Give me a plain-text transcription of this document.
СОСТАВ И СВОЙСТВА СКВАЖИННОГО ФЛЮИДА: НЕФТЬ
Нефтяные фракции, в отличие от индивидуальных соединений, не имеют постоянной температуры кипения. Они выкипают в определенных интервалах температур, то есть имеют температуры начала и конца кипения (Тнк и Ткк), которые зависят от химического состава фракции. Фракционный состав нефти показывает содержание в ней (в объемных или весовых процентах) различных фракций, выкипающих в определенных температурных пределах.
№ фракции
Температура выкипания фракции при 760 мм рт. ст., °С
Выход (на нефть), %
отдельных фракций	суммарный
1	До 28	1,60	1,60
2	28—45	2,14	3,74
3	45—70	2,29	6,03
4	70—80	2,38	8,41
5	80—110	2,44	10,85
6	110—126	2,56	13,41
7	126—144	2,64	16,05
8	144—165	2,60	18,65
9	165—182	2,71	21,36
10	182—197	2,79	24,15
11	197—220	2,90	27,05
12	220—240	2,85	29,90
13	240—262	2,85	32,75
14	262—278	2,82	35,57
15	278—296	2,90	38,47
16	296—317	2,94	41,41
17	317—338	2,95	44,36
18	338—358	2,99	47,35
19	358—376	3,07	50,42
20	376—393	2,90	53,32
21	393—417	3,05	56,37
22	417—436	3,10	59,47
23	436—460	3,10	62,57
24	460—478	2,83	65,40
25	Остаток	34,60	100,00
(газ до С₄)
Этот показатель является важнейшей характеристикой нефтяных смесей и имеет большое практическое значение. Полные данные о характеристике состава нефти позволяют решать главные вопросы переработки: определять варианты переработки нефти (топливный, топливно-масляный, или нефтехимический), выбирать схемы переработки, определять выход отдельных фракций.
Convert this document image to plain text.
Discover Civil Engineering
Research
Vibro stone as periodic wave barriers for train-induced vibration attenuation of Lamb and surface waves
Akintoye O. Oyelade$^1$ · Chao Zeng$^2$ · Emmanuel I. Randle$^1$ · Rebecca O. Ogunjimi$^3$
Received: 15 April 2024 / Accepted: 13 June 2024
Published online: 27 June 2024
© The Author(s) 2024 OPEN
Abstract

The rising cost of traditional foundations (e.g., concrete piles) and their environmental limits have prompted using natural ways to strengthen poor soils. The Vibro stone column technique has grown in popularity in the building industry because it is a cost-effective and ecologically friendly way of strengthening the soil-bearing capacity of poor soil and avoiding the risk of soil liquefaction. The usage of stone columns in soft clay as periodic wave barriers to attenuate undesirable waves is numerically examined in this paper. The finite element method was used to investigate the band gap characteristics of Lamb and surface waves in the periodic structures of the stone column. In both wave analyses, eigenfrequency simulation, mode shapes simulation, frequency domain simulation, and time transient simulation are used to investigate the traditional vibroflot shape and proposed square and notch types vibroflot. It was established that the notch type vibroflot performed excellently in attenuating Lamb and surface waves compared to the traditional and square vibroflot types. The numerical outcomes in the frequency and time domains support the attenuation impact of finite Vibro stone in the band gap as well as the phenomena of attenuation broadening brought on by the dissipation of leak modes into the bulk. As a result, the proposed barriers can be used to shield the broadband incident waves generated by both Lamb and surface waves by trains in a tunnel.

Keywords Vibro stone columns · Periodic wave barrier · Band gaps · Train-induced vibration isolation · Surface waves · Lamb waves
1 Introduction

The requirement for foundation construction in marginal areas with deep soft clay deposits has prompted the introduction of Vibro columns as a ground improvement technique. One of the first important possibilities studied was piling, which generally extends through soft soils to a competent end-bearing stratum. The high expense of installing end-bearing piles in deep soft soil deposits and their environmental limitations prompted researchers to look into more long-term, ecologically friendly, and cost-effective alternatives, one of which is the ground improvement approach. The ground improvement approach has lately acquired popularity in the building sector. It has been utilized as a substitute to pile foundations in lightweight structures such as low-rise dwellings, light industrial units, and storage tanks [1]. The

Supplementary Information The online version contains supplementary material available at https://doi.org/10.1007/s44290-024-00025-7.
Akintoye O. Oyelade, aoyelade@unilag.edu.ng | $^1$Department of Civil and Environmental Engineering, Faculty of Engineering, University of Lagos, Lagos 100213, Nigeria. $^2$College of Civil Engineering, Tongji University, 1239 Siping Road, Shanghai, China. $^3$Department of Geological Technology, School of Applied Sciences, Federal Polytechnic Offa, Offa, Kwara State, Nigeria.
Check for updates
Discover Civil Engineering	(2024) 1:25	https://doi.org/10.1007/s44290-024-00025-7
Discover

# # # # #

### Task to carry out
Where does the word "document" appear in the listing? List each line that holds it.

### Result of this exercise
Give me a plain-text transcription of this document.
Convert this document image to plain text.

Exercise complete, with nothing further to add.